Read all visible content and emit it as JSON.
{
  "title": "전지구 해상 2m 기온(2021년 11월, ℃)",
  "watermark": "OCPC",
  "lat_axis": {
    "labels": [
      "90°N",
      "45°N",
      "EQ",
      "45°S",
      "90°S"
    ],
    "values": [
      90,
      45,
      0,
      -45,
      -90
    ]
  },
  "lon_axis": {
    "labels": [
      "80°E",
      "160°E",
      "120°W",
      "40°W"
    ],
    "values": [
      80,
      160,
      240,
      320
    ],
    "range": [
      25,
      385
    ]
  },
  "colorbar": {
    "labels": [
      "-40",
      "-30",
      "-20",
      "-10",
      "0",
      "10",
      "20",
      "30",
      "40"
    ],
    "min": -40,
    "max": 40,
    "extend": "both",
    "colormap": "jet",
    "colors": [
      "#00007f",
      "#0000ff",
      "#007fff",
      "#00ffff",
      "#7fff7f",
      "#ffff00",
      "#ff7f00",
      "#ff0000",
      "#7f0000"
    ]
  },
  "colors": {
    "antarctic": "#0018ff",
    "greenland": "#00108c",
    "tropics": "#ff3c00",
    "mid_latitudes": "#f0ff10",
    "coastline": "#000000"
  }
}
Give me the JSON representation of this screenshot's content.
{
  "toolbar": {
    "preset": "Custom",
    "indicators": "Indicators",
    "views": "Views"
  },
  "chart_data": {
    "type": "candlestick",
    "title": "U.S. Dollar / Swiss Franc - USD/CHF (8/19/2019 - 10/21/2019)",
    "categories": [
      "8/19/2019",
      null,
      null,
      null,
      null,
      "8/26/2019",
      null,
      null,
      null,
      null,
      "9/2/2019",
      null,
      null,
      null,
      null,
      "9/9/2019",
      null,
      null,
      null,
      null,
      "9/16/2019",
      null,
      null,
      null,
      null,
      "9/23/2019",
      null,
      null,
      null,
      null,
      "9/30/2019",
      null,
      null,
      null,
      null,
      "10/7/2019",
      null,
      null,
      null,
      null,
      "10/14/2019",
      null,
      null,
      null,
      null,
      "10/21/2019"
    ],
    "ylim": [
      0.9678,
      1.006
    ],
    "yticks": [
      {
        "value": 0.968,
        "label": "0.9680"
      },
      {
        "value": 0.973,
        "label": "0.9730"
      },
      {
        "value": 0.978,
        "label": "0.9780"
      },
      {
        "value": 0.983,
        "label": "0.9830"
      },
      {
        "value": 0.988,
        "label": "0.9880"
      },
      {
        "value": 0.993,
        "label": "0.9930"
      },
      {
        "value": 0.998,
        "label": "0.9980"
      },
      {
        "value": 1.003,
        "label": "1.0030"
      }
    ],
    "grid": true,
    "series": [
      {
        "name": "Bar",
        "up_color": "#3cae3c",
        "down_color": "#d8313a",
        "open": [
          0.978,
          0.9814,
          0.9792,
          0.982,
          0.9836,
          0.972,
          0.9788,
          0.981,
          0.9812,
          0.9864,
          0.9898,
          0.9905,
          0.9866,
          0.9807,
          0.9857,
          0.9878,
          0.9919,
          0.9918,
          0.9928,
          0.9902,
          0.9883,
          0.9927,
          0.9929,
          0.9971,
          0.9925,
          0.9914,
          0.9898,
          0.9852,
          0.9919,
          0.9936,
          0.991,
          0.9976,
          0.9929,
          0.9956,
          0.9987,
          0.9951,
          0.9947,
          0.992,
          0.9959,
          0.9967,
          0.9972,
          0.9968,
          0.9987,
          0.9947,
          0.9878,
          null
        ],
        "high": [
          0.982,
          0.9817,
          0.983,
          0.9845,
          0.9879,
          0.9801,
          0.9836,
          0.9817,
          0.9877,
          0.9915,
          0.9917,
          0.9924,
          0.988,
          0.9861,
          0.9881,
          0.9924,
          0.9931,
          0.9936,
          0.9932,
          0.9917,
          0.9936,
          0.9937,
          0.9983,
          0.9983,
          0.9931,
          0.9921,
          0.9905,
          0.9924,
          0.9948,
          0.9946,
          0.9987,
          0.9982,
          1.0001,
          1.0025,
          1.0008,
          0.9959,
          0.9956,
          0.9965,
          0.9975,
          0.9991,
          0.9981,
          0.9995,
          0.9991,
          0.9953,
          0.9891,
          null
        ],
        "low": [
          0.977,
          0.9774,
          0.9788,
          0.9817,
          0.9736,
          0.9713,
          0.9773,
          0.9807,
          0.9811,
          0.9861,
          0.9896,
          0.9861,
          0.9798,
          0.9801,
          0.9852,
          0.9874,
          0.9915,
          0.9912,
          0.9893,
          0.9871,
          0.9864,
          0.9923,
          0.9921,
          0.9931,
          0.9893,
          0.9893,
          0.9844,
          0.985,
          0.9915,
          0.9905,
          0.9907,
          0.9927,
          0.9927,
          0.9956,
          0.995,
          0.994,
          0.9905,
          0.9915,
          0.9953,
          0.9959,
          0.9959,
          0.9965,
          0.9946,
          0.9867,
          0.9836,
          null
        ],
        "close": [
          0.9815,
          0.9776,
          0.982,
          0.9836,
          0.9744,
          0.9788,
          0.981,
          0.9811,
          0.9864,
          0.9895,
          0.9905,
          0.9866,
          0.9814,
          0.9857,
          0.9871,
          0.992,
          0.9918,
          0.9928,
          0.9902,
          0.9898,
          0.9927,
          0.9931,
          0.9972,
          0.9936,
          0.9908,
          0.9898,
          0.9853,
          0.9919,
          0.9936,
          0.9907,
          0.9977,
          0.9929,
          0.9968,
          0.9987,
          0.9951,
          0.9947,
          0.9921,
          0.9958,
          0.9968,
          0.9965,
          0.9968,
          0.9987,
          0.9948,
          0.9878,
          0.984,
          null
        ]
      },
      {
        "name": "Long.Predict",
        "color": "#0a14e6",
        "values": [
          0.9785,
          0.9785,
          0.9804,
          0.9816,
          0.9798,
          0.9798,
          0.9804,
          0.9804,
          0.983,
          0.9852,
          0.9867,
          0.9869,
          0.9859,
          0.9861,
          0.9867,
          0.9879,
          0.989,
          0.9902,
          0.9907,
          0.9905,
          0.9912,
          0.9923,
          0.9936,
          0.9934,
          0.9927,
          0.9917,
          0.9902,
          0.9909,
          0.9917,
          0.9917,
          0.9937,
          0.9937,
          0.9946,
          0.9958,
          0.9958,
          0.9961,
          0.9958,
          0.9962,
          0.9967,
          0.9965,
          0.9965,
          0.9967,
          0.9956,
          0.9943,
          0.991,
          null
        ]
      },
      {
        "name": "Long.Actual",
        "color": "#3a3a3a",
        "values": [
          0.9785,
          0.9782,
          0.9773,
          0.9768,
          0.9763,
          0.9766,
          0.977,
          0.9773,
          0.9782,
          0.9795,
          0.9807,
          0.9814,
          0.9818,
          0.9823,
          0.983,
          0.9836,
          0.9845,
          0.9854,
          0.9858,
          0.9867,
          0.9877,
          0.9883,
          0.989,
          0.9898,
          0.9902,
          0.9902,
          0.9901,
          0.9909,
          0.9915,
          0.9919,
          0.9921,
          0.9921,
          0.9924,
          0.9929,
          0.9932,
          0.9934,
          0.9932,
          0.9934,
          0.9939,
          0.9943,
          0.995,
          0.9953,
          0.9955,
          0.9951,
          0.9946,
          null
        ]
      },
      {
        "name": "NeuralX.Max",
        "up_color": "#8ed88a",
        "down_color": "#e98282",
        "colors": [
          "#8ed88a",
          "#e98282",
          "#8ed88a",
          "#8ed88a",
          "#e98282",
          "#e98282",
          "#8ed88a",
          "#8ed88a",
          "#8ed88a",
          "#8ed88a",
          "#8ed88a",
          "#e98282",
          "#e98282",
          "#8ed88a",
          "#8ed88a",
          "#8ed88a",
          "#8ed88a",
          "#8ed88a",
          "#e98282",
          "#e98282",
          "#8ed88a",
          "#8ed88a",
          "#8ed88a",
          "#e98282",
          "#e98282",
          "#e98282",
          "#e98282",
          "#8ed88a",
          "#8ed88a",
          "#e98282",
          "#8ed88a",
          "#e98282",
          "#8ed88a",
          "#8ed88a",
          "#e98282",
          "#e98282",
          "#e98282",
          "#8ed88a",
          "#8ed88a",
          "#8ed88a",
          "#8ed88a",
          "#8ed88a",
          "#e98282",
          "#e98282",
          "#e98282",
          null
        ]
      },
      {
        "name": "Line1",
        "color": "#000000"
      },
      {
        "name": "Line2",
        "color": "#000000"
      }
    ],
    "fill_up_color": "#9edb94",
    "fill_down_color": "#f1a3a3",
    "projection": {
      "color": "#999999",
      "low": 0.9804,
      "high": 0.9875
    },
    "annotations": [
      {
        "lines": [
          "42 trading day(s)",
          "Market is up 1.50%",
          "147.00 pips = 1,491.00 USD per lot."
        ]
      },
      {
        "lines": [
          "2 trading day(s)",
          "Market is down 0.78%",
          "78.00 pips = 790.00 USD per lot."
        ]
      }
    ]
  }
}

^^^^

-- Stated task --
From the listing above, find the number of lines with the word "JSON" in them. Answer with the number only.

-- Answer below --
2